== SET PROBLEM ==
An exact reproduction of the records is required, with all images left out.

(Collected data entries)
+++

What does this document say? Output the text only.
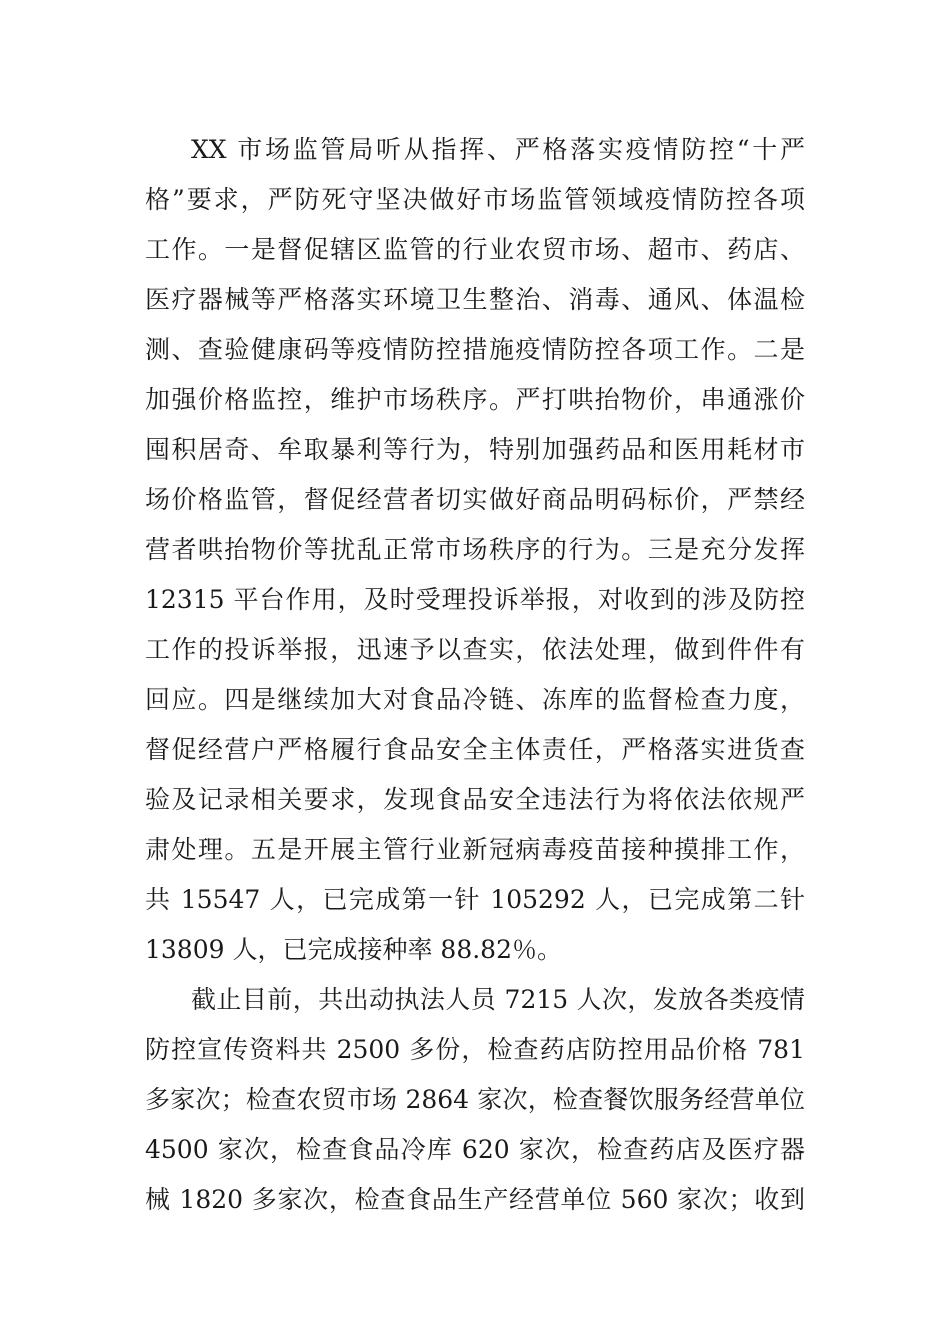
XX 市场监管局听从指挥、严格落实疫情防控“十严
格”要求，严防死守坚决做好市场监管领域疫情防控各项
工作。一是督促辖区监管的行业农贸市场、超市、药店、
医疗器械等严格落实环境卫生整治、消毒、通风、体温检
测、查验健康码等疫情防控措施疫情防控各项工作。二是
加强价格监控，维护市场秩序。严打哄抬物价，串通涨价
囤积居奇、牟取暴利等行为，特别加强药品和医用耗材市
场价格监管，督促经营者切实做好商品明码标价，严禁经
营者哄抬物价等扰乱正常市场秩序的行为。三是充分发挥
12315 平台作用，及时受理投诉举报，对收到的涉及防控
工作的投诉举报，迅速予以查实，依法处理，做到件件有
回应。四是继续加大对食品冷链、冻库的监督检查力度，
督促经营户严格履行食品安全主体责任，严格落实进货查
验及记录相关要求，发现食品安全违法行为将依法依规严
肃处理。五是开展主管行业新冠病毒疫苗接种摸排工作，
共 15547 人，已完成第一针 105292 人，已完成第二针
13809 人，已完成接种率 88.82％。
截止目前，共出动执法人员 7215 人次，发放各类疫情
防控宣传资料共 2500 多份，检查药店防控用品价格 781
多家次；检查农贸市场 2864 家次，检查餐饮服务经营单位
4500 家次，检查食品冷库 620 家次，检查药店及医疗器
械 1820 多家次，检查食品生产经营单位 560 家次；收到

+++

== SOLUTION TO THE EXERCISE ==
What does this document say? Output the text only.
XX 市场监管局听从指挥、严格落实疫情防控“十严
格”要求，严防死守坚决做好市场监管领域疫情防控各项
工作。一是督促辖区监管的行业农贸市场、超市、药店、
医疗器械等严格落实环境卫生整治、消毒、通风、体温检
测、查验健康码等疫情防控措施疫情防控各项工作。二是
加强价格监控，维护市场秩序。严打哄抬物价，串通涨价
囤积居奇、牟取暴利等行为，特别加强药品和医用耗材市
场价格监管，督促经营者切实做好商品明码标价，严禁经
营者哄抬物价等扰乱正常市场秩序的行为。三是充分发挥
12315 平台作用，及时受理投诉举报，对收到的涉及防控
工作的投诉举报，迅速予以查实，依法处理，做到件件有
回应。四是继续加大对食品冷链、冻库的监督检查力度，
督促经营户严格履行食品安全主体责任，严格落实进货查
验及记录相关要求，发现食品安全违法行为将依法依规严
肃处理。五是开展主管行业新冠病毒疫苗接种摸排工作，
共 15547 人，已完成第一针 105292 人，已完成第二针
13809 人，已完成接种率 88.82％。
截止目前，共出动执法人员 7215 人次，发放各类疫情
防控宣传资料共 2500 多份，检查药店防控用品价格 781
多家次；检查农贸市场 2864 家次，检查餐饮服务经营单位
4500 家次，检查食品冷库 620 家次，检查药店及医疗器
械 1820 多家次，检查食品生产经营单位 560 家次；收到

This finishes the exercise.